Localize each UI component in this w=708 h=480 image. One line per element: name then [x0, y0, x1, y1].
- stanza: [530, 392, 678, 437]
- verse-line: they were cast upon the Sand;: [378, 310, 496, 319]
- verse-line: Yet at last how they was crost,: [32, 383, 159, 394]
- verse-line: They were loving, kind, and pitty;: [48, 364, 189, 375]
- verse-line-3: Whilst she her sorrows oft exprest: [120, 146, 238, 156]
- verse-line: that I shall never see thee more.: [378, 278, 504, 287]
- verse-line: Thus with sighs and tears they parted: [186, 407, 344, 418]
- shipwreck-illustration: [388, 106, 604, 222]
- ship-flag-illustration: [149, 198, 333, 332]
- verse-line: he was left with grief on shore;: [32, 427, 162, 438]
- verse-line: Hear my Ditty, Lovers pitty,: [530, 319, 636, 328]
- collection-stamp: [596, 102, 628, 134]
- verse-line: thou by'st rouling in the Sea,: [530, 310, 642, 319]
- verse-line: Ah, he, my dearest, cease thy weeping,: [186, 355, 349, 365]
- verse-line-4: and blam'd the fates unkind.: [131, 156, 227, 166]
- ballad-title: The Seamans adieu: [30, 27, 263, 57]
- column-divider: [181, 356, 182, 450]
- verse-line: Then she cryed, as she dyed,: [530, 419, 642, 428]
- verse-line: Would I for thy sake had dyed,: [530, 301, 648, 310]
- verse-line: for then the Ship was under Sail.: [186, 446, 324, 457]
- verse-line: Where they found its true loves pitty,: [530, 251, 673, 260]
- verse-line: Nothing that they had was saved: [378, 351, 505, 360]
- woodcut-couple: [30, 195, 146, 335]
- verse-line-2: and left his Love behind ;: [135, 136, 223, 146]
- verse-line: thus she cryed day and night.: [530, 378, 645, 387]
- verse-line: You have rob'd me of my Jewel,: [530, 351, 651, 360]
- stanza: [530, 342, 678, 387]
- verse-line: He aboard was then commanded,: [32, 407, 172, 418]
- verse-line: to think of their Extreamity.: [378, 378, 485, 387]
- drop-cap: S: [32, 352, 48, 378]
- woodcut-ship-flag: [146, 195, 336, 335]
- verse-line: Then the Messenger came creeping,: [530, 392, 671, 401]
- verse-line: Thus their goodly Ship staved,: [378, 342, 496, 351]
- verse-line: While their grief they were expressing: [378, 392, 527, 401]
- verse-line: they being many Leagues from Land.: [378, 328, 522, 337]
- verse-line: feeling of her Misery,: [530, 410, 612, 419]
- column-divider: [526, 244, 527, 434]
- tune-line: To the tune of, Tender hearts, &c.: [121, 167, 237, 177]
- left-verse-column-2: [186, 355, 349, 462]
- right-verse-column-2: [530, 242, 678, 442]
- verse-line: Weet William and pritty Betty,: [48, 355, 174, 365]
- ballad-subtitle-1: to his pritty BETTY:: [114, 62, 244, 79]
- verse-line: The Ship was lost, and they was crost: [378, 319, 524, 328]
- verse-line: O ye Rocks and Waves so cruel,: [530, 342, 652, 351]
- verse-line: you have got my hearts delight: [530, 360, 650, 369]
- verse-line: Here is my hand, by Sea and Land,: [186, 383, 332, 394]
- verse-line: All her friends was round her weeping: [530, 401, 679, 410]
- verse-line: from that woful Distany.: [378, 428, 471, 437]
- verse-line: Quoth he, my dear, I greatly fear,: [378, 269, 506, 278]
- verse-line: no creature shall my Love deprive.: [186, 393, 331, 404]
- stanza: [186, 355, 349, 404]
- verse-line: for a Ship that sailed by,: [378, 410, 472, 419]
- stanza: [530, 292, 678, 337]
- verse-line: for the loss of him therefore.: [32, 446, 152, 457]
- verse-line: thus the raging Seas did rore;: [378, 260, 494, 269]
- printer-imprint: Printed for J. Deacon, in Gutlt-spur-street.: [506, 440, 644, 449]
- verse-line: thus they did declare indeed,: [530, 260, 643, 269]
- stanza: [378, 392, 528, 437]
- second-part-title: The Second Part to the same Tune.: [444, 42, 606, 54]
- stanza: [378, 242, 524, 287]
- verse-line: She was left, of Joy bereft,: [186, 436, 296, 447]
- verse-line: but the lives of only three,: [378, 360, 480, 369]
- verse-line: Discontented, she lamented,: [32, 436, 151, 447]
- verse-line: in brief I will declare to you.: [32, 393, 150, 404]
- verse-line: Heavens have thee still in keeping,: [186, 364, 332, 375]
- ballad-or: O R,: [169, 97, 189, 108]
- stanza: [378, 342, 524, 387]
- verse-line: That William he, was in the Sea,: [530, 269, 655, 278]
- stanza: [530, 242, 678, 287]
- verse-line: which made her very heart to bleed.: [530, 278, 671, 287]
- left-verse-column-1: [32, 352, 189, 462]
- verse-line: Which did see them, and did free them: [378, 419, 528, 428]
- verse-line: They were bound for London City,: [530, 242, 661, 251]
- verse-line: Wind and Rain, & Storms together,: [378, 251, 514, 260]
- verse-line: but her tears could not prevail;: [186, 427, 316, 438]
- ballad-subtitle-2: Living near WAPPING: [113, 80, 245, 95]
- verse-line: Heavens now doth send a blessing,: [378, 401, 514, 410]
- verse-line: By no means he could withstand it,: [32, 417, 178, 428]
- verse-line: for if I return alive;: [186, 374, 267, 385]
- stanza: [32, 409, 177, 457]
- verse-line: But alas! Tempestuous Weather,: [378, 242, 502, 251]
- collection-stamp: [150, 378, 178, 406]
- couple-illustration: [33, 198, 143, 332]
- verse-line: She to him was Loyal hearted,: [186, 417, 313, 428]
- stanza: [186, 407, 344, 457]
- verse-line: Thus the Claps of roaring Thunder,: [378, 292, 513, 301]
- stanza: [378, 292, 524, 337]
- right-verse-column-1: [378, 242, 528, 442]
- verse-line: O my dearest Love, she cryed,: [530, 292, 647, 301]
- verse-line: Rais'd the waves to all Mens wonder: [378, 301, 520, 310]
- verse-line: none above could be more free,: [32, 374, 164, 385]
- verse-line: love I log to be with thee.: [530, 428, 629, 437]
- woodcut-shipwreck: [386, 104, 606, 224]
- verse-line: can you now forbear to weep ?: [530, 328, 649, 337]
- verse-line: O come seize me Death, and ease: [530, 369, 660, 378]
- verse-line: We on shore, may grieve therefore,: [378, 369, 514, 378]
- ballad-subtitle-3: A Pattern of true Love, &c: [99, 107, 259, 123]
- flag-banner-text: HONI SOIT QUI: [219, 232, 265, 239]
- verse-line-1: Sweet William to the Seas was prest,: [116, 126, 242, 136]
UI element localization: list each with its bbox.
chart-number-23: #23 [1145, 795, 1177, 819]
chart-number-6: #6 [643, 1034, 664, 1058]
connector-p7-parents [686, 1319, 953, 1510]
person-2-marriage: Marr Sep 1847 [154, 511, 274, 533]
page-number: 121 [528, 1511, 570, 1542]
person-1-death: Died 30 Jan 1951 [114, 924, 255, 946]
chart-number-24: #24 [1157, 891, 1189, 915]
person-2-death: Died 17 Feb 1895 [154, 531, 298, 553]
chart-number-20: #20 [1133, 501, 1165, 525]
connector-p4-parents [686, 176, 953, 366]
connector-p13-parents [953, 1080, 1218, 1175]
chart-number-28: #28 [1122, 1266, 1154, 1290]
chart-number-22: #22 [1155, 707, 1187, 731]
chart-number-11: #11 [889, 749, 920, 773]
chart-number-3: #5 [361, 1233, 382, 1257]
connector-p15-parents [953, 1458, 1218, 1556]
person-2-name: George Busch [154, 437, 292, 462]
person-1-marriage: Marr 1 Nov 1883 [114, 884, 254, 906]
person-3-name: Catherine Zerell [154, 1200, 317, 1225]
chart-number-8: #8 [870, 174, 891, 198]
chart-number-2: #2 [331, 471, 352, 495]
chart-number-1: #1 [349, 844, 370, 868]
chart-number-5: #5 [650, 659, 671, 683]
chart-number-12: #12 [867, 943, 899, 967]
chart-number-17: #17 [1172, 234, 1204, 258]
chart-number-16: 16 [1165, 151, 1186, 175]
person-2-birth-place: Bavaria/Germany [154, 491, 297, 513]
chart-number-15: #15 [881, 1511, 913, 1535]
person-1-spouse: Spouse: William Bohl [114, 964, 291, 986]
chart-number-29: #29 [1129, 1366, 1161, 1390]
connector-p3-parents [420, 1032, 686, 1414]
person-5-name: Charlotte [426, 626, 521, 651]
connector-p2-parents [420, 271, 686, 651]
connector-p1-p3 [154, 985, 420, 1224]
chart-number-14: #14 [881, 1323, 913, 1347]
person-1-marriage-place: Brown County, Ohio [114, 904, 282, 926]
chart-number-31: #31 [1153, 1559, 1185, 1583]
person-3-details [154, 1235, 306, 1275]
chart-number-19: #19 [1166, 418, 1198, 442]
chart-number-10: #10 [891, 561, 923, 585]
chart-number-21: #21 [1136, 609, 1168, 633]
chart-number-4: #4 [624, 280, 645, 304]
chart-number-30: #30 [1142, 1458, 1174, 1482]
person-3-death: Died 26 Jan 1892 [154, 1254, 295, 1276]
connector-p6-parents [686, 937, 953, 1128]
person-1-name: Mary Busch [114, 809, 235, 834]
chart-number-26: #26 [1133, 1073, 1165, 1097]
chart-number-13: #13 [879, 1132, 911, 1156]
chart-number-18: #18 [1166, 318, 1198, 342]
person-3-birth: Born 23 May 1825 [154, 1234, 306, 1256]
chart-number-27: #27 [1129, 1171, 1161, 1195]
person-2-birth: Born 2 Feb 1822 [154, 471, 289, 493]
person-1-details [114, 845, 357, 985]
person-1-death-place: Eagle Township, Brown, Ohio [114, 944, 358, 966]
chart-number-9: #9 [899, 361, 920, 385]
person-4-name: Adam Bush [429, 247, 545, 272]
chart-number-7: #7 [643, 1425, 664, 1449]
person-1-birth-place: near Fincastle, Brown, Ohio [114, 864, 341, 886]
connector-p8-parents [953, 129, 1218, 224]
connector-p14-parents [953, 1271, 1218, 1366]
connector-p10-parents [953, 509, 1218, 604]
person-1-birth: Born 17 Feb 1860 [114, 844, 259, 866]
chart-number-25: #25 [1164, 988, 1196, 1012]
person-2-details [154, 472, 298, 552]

=====

◆ **TASK GOAL**
Can you set out everything from the first line of the entries down to and including the line containing "- verse-line: Yet" as a numbered list, leaving out any blank lines?

◆ **SOLUTION TO THIS TASK**
1. Localize each UI component in this w=708 h=480 image. One line per element: name then [x0, y0, x1, y1].
2. - stanza: [530, 392, 678, 437]
3. - verse-line: they were cast upon the Sand;: [378, 310, 496, 319]
4. - verse-line: Yet at last how they was crost,: [32, 383, 159, 394]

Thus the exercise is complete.